▶ _Task goal_: Translate into Spanish this sentence from the forum reply about Linux desktops: "At least the Mac has only really had 2 UIs, MacOS and OSX."

▶ _Selection_:
Re: Shooting themselves in the foot? - yes, by releasing Win 8.

@Eadon

> The desktop will be different in 5 years time on all systems. In the microsoft world they've just gone from Win 7 to Win 8 with a wildly different UI, so your point back fires on you. Windows is far more fractured than Linux, you have XP, Vista, Win 7 and Win 8 with wildly different UI's

So riddle me this: which of the following should be recommended to new Linux users:

* Gnome

* KDE

* LXDE

* XFCE

* Unity

* MATE

* Cinnamon

There you have it, a greater variety of UIs than Windows has *ever* had - but all of these are current offerings on an OS that has minimal market share, and each has its loyal tribe of followers. How is it possible to advise a newbie which of these they should invest their time in getting up the learning curve on, with any degree of assurance that within 5 years they won't be forced to learn something else (in which case they won't be coming back for more advice)? At least the Mac has only really had 2 UIs, MacOS and OSX.

Back in 1992 (which is when I started using Linux) the GUI programs tended to use either OpenLook or the Athena widget set and if one tried to mix them with modern GTK and Qt programs there would be jarring inconsistencies for the user (except for the Metro user, what they get is not much different from the flat look of the Athena widgets :->). So no, old Linux programs are even deader than Windows 3.11 programs.

▶ _Data rows_:
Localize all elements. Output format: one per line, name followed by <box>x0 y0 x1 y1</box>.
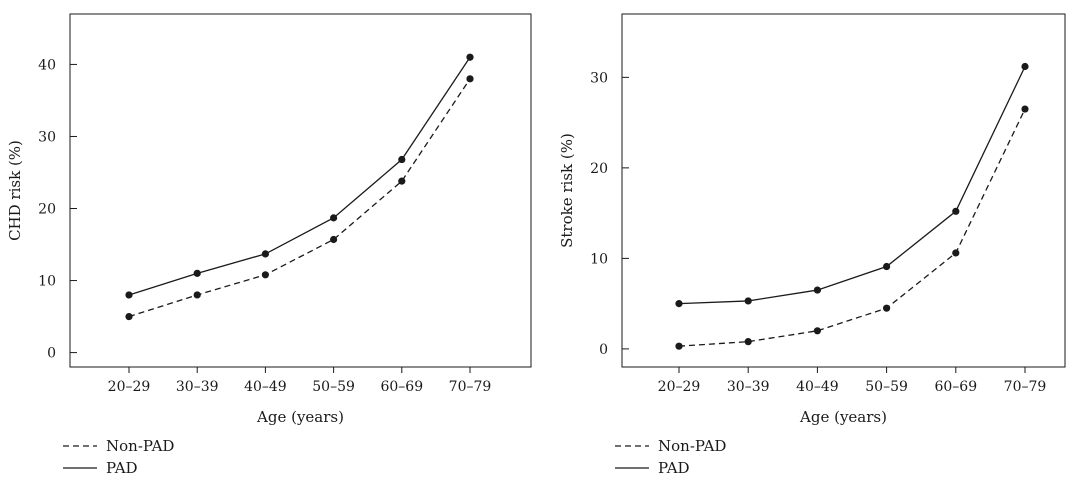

--

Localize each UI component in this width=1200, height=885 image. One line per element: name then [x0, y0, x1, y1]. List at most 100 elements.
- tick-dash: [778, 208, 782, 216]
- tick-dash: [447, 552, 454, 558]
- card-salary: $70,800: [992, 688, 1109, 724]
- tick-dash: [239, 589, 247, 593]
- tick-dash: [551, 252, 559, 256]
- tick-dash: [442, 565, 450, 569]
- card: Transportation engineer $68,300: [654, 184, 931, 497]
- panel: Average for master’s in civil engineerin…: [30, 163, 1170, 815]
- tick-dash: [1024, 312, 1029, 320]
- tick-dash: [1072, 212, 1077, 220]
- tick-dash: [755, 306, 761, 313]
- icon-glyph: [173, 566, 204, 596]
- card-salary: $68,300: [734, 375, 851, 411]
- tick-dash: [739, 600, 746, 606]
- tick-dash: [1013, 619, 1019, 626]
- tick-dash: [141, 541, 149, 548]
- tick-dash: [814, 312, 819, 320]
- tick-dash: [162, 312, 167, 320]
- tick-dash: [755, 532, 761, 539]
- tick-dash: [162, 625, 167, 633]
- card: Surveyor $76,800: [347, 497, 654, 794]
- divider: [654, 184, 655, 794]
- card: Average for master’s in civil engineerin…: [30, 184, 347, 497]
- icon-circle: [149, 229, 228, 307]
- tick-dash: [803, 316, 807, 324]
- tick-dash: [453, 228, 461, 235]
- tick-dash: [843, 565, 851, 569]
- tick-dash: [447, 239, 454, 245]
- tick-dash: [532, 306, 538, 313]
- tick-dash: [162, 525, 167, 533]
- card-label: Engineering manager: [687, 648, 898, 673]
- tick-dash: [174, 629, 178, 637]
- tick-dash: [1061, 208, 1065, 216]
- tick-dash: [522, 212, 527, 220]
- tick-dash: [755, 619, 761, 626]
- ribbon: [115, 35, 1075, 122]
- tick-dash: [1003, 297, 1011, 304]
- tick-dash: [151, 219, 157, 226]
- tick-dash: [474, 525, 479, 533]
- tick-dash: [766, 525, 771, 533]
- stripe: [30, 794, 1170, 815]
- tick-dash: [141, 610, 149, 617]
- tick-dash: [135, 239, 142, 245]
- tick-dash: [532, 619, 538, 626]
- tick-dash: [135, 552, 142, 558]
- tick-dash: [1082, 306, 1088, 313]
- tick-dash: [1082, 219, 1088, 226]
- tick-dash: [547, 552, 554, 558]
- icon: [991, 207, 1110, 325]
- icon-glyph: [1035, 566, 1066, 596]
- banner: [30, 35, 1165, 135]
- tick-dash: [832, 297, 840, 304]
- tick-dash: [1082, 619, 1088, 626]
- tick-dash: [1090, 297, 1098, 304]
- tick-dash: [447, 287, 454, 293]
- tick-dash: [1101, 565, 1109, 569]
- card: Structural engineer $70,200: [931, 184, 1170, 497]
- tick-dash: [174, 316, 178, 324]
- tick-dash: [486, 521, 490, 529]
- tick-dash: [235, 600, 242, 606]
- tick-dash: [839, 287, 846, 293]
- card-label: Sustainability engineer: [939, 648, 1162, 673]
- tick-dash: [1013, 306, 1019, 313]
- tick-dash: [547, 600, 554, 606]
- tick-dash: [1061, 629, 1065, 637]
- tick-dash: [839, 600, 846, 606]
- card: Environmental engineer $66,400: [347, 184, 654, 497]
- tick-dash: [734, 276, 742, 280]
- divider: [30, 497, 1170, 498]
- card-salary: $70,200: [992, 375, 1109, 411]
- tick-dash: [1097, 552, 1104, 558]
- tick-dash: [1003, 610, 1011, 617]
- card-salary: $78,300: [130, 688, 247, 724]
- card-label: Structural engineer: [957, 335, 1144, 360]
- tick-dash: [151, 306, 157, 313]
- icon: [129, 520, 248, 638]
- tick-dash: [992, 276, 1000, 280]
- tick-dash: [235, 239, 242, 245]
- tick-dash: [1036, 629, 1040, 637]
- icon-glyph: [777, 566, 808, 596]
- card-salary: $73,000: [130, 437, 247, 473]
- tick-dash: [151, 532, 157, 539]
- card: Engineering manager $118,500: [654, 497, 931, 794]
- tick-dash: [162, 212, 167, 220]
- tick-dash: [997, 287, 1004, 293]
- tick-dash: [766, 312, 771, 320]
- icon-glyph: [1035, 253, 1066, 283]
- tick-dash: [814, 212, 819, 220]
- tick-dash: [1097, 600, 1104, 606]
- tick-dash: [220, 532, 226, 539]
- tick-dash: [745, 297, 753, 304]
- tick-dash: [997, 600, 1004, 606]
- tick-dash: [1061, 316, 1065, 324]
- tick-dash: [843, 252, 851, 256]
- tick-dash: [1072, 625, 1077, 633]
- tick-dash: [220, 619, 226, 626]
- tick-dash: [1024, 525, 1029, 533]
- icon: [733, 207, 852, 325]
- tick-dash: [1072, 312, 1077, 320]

▶ _Answer below_: Al menos el Mac solo ha tenido realmente 2 interfaces de usuario, MacOS y OSX.